### LISTED RECORDS

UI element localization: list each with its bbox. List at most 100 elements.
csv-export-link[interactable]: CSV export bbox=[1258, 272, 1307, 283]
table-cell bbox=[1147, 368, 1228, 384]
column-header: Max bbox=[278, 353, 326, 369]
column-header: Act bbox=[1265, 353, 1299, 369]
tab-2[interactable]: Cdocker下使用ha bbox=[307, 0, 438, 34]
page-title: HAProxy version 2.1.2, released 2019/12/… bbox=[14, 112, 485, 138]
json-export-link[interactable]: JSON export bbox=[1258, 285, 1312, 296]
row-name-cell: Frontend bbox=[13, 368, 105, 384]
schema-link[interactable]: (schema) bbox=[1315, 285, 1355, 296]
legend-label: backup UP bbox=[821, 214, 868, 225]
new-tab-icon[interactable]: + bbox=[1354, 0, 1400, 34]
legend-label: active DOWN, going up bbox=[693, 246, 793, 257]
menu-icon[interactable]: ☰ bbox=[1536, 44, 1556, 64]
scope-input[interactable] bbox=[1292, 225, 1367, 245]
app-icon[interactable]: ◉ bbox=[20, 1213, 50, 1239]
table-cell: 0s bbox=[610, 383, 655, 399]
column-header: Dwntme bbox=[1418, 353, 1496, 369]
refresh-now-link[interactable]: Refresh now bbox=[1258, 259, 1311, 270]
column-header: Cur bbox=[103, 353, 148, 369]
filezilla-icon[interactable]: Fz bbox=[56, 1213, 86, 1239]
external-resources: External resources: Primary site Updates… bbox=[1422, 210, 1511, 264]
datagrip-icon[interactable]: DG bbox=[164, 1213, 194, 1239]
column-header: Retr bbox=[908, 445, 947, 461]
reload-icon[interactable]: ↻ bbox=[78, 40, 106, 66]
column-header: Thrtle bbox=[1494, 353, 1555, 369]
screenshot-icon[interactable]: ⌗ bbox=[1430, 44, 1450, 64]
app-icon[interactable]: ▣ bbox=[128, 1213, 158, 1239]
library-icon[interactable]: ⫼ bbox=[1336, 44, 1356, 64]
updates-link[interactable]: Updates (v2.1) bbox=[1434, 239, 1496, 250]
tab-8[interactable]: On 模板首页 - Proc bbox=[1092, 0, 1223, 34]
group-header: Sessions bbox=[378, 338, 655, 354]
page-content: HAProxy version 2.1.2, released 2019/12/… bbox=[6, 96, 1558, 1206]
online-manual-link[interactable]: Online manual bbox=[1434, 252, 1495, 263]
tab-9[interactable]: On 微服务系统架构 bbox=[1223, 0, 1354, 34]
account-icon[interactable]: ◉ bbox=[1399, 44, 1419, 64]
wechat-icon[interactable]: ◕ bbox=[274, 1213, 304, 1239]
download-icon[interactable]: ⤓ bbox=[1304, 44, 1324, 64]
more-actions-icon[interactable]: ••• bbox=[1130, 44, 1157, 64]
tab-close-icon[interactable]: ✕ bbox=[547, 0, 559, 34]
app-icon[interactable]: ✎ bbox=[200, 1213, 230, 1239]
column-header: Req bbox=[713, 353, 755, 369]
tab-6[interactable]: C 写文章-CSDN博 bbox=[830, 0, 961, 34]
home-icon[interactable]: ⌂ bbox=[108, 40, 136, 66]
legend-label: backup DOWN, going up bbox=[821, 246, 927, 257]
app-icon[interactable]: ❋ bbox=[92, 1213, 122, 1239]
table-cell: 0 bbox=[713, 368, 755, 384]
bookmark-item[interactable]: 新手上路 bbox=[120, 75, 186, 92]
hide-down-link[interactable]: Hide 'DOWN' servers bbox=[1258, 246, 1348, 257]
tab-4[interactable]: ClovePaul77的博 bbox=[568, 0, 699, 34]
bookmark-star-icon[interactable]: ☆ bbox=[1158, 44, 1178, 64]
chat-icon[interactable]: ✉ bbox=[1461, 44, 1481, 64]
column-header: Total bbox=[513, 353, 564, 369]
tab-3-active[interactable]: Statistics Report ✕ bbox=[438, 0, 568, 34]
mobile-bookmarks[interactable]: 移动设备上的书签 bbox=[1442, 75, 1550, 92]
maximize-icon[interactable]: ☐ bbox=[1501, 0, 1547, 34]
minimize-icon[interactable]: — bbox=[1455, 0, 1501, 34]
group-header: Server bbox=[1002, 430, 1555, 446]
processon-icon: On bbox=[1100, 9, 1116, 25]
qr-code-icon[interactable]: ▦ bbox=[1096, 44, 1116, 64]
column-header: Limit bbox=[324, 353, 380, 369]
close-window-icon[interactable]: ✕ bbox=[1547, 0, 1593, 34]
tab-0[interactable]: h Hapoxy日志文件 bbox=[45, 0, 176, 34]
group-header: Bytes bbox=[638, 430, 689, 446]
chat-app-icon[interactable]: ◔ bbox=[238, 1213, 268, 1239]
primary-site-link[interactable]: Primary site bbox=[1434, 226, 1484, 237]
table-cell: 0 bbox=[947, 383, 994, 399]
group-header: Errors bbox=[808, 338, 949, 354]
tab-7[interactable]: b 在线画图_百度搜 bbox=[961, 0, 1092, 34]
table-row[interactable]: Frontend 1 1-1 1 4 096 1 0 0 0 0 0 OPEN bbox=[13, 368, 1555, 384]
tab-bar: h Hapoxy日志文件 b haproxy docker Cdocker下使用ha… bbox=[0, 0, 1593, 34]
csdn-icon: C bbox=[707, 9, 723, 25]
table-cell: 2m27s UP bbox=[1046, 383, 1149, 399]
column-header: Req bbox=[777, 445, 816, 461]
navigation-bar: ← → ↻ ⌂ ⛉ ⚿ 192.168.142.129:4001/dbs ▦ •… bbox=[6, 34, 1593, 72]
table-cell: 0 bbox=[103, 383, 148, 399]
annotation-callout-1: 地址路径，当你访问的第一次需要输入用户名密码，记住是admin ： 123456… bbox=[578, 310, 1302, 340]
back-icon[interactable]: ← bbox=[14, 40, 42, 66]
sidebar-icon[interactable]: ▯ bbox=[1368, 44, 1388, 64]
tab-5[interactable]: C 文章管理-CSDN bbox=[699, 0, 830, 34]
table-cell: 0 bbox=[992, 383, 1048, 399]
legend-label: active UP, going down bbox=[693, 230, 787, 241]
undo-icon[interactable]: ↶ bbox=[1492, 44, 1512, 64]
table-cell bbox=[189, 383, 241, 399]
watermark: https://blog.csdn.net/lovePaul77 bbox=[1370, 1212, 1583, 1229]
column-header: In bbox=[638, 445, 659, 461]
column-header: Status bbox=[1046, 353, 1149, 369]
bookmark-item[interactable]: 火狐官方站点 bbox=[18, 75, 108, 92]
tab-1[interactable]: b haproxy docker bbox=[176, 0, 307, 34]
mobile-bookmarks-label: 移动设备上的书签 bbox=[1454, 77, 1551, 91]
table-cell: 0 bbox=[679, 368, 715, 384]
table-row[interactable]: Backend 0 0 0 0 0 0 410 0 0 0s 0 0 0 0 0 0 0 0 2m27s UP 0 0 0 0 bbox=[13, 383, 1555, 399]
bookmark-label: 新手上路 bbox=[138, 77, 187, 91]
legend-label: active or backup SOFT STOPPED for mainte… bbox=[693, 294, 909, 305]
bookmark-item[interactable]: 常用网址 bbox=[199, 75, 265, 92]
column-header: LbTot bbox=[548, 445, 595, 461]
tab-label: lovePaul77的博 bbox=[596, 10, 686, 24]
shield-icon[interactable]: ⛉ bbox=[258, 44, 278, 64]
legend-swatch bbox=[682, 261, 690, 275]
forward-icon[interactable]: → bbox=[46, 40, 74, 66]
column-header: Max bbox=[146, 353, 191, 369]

### WHAT THE TASK REQUIRES
Please copy the listing word for word, starting at its first line and stopping after the line that contains "json-export-link[interactable]: JSON export".

### RESULT OF THIS TASK
UI element localization: list each with its bbox. List at most 100 elements.
csv-export-link[interactable]: CSV export bbox=[1258, 272, 1307, 283]
table-cell bbox=[1147, 368, 1228, 384]
column-header: Max bbox=[278, 353, 326, 369]
column-header: Act bbox=[1265, 353, 1299, 369]
tab-2[interactable]: Cdocker下使用ha bbox=[307, 0, 438, 34]
page-title: HAProxy version 2.1.2, released 2019/12/… bbox=[14, 112, 485, 138]
json-export-link[interactable]: JSON export bbox=[1258, 285, 1312, 296]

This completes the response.